> Text:
——

Housing, the government negotiates with “rebel” Alberta

OTTAWA – Yet another “trouble” for Justin Trudeau’s government: the premier of Alberta, Danielle Smith, intends to adopt the Quebec model of federal-provincial relations when it comes to issues such as housing (so essentially, she wants greater freedom of action), and the federal housing minister, the liberal Sean Fraser, is forced to declare his willingness to “negotiate” with the (conservative) premier of Alberta. 

In an interview with CTV, Fraser said he is “ready to answer the call” but Alberta needs to come to the table by matching federal investments and implementing housing reforms.

Since the end of March, the federal government has made several housing-related announcements (basically one a day) that will be included in the April 16 federal budget, including talk of a new $6 billion Canadian Housing Infrastructure Fund. Under the program, there will be $1 billion available to municipalities to promote additional housing, and an additional $5 billion will be added to provinces and territories that meet certain requirements or conditions. But several provinces, including Alberta, have described the proposed new measures as excessive.

Smith, in fact, gave a speech to Conservatives in Ottawa last Friday for the Canada Strong and Free Network, the day after presenting the “stay-out-of-my-backyard” bill, which aims to prevent municipalities from Alberta to negotiate agreements directly with the federal government. “My message to Ottawa is that federal politicians, and the prime minister in particular, should do their job and stop trying to do my job” Smith said in Ottawa.

“In Alberta we are going to take a posture more like Quebec, which is ‘no thank you’. We don’t need your policy advice on school lunch programs, on pharmacare, on dental care. Just give us the money and trust that we’ll be able to deliver” she added.

——

> Data:
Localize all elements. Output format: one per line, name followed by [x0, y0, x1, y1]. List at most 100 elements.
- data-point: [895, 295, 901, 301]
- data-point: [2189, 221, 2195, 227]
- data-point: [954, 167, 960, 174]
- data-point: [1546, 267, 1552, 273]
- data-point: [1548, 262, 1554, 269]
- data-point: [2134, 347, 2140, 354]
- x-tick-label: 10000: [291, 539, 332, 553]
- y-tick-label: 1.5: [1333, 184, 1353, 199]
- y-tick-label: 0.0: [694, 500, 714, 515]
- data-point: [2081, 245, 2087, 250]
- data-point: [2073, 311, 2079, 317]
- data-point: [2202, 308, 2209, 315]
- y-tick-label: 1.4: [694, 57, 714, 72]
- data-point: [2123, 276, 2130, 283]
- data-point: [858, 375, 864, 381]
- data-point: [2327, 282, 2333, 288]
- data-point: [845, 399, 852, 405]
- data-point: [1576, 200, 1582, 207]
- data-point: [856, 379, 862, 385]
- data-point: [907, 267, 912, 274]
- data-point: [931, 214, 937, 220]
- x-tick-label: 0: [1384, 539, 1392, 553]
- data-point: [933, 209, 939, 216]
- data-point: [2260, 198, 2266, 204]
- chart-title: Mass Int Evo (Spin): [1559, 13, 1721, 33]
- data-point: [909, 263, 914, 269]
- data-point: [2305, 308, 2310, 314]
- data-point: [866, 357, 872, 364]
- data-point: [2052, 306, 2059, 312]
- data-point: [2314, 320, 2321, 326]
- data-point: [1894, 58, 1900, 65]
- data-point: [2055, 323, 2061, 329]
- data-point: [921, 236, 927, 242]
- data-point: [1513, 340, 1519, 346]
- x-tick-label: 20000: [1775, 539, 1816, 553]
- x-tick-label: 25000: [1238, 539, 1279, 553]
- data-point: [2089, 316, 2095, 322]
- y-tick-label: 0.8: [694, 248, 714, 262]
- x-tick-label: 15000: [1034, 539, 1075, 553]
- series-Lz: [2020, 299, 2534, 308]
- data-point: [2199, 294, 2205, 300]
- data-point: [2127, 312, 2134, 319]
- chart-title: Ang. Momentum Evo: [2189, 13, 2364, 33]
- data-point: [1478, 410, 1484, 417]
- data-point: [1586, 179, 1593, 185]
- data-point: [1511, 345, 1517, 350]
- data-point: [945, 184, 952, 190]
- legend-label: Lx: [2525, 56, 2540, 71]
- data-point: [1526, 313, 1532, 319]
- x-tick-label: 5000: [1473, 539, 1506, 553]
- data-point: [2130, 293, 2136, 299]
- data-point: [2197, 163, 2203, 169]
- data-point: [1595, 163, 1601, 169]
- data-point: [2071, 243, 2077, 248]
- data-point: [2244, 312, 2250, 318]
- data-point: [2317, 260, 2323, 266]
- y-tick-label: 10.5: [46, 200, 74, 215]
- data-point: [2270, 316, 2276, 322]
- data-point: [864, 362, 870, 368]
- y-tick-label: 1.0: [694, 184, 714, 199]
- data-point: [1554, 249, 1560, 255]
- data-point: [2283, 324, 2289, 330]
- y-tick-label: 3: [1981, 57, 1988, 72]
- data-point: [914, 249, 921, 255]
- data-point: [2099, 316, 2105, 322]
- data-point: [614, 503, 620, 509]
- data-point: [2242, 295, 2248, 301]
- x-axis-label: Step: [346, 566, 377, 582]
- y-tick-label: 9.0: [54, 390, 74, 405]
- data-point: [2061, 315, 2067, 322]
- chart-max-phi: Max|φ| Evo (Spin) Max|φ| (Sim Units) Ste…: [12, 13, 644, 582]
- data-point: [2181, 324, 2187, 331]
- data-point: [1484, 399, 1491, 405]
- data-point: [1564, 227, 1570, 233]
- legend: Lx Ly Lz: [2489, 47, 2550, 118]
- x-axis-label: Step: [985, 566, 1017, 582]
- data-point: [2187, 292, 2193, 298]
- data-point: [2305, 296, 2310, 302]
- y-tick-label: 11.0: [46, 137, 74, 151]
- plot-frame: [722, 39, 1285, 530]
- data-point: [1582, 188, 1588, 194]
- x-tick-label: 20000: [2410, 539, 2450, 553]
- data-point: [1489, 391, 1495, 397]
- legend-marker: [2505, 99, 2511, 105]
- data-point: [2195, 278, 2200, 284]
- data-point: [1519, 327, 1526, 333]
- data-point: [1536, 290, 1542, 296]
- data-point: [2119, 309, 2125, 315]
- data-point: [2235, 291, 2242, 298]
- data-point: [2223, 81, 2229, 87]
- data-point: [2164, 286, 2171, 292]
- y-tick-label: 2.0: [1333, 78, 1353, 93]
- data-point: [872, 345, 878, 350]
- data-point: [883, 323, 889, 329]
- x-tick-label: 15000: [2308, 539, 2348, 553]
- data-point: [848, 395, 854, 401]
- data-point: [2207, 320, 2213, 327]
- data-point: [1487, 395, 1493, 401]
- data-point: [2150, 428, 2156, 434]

——

> Directions:
A: Rewrite the article on Alberta's housing dispute with Ottawa from "In an interview" up to and including "measures as excessive.", replacing "municipalities" with "cities".
B: Continue the article on Alberta's housing dispute with Ottawa from where it stops.

> Responses for each task:
A:
In an interview with CTV, Fraser said he is “ready to answer the call” but Alberta needs to come to the table by matching federal investments and implementing housing reforms.

Since the end of March, the federal government has made several housing-related announcements (basically one a day) that will be included in the April 16 federal budget, including talk of a new $6 billion Canadian Housing Infrastructure Fund. Under the program, there will be $1 billion available to cities to promote additional housing, and an additional $5 billion will be added to provinces and territories that meet certain requirements or conditions. But several provinces, including Alberta, have described the proposed new measures as excessive.

B:
In October, Quebec reached a $900 million agreement with Ottawa under the Housing Accelerator Fund and committed to doubling the sum to build affordable housing over the next five years. In that province, the law prohibits the federal government from bypassing the province to negotiate such agreements directly with municipalities. “If Alberta wants to come forward and say ‘we’re going to match your investment, and we’re going to implement reforms and make it easier to build homes…’ we’ll have those conversations with a goal of reaching a deal in good faith. I’ve not yet seen that” Fraser said.

The housing minister also discussed the federal government’s new housing strategy and said it is “asking (Canadians) to believe in a plan. We are putting forward a full and comprehensive set of policies that we believe is actually going to solve the housing crisis. It’s going to help build more homes at a pace we’ve never built before” Fraser said.

Canada will need to build 1.3 million more homes by 2030 to close the housing gap, according to a new report from the Parliamentary Budget Officer. But according to the Canada Mortgage and Housing Corporation (CMHC), Canada will need to build 3.5 million homes by 2030 to restore affordability.